Present every line in which the string "Oblacnost" appears.

─── Entries

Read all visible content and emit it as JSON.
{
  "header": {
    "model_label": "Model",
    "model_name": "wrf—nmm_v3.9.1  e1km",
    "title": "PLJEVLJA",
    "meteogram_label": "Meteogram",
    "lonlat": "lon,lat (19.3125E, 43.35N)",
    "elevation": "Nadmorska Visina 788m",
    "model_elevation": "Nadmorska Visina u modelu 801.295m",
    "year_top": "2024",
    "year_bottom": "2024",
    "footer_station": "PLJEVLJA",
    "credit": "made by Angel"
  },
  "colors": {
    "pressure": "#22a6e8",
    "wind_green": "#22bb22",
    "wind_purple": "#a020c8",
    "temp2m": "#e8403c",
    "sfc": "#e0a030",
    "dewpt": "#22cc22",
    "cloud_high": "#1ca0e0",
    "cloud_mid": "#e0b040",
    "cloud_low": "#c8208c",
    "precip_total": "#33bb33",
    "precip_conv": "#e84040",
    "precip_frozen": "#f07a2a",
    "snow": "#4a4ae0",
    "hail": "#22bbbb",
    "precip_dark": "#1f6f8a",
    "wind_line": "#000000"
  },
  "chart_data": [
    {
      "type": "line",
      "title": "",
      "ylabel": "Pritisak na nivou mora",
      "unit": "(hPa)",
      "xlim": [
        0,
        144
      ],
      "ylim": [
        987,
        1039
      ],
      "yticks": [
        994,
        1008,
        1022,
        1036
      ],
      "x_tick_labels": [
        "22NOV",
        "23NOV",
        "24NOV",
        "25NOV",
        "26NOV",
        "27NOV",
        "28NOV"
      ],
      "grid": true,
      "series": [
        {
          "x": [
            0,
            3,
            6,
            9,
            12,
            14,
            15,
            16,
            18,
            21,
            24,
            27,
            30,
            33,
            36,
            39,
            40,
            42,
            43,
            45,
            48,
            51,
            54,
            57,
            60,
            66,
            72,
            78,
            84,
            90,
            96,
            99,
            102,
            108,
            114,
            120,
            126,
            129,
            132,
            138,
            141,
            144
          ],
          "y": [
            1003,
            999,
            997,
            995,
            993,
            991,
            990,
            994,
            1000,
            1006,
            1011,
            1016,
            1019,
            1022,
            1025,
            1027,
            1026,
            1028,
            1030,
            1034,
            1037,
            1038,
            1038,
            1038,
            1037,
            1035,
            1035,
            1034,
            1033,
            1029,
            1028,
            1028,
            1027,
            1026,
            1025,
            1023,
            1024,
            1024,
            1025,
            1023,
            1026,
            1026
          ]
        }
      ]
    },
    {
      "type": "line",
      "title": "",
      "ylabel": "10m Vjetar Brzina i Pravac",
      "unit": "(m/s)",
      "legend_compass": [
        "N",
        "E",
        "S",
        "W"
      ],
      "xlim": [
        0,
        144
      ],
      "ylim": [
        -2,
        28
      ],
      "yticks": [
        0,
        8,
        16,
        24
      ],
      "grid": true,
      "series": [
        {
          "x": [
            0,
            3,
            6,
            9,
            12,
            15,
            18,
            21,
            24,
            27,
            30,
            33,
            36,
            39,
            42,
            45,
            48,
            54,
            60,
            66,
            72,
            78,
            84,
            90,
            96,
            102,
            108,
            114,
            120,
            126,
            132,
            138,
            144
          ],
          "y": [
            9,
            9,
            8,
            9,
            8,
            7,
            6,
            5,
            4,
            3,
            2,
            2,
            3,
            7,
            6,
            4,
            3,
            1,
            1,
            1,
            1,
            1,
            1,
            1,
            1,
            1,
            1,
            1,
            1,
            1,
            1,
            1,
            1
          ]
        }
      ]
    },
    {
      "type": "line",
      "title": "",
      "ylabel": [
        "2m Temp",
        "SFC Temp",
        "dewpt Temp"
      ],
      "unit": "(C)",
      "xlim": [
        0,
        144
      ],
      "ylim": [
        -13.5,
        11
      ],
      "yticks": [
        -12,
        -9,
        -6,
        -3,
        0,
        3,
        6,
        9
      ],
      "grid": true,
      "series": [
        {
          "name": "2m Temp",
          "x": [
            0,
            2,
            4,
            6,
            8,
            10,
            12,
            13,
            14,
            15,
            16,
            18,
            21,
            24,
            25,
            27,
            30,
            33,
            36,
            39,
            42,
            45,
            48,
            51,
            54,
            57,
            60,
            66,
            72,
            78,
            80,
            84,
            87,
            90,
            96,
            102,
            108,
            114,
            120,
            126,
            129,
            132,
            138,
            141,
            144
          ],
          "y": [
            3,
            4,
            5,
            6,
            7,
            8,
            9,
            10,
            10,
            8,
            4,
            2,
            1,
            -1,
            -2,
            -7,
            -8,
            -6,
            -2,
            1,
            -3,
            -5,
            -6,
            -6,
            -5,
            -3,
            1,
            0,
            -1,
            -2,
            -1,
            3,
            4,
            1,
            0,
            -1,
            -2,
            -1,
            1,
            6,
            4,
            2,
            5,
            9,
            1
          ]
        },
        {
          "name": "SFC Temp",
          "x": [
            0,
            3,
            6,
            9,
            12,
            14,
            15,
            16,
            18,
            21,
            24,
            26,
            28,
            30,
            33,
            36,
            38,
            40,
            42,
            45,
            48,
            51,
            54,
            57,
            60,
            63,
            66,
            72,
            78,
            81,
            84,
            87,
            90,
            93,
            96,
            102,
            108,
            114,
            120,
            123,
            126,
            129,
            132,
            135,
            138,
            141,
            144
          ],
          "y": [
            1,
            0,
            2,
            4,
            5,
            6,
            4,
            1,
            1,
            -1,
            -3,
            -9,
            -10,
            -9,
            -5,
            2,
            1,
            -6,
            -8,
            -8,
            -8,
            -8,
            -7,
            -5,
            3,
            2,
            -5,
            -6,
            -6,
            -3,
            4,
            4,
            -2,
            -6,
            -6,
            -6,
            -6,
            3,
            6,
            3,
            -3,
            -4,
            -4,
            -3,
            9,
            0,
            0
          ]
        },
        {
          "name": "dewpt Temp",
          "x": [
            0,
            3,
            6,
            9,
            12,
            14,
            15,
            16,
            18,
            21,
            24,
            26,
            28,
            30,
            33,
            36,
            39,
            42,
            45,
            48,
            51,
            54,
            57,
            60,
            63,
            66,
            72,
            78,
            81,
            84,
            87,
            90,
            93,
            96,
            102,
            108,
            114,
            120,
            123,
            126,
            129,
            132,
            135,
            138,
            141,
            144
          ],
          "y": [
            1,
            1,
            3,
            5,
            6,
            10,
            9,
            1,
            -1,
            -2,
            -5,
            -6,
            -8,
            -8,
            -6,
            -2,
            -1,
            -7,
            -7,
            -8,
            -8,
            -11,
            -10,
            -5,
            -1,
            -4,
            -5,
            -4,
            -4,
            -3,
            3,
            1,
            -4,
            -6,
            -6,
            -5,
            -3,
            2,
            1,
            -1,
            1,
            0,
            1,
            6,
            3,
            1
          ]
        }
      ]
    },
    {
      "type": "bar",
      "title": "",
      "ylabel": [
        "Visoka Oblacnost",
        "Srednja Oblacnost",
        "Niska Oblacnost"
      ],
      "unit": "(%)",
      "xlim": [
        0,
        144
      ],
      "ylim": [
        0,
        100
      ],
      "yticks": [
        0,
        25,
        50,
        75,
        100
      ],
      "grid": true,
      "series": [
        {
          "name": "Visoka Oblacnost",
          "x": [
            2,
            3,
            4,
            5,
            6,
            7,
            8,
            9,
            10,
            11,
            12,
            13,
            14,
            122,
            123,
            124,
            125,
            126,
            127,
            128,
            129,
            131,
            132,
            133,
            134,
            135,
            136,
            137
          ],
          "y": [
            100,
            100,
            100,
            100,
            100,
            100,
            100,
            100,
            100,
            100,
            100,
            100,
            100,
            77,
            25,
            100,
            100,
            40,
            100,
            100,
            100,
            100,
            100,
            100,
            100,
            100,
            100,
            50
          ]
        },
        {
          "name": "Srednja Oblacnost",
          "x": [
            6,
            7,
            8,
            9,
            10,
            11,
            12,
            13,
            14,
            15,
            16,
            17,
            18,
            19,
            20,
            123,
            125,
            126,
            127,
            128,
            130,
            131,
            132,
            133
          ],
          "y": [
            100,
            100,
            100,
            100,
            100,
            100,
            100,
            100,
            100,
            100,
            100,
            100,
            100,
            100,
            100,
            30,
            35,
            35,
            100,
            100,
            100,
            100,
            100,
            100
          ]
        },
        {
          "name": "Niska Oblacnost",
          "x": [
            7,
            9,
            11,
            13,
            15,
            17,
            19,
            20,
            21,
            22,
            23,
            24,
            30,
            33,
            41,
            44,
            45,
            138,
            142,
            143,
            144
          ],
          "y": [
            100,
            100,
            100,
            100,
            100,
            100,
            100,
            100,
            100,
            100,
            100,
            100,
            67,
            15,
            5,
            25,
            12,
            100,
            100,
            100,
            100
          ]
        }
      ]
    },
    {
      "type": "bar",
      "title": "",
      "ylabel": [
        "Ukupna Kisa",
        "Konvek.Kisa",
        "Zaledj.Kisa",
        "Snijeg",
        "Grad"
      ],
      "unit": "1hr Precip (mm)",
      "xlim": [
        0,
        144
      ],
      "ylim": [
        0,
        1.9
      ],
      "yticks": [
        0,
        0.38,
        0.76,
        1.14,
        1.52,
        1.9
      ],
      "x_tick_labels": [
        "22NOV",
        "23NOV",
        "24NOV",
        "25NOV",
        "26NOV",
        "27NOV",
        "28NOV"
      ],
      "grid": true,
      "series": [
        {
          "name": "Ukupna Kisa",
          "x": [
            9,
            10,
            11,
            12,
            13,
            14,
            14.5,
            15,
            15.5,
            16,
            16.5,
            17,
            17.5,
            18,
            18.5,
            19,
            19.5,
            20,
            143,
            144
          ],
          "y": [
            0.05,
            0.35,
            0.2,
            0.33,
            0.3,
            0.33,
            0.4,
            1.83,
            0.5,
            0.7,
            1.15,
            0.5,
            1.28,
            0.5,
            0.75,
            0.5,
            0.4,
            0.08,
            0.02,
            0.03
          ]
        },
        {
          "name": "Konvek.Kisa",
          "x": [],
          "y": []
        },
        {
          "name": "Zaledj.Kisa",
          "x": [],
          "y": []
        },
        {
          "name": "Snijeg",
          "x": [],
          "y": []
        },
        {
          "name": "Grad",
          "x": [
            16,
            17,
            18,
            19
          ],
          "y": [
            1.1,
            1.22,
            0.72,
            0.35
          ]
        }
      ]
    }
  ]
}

──────

» Solution for this exercise:
        "Visoka Oblacnost",
        "Srednja Oblacnost",
        "Niska Oblacnost"
          "name": "Visoka Oblacnost",
          "name": "Srednja Oblacnost",
          "name": "Niska Oblacnost",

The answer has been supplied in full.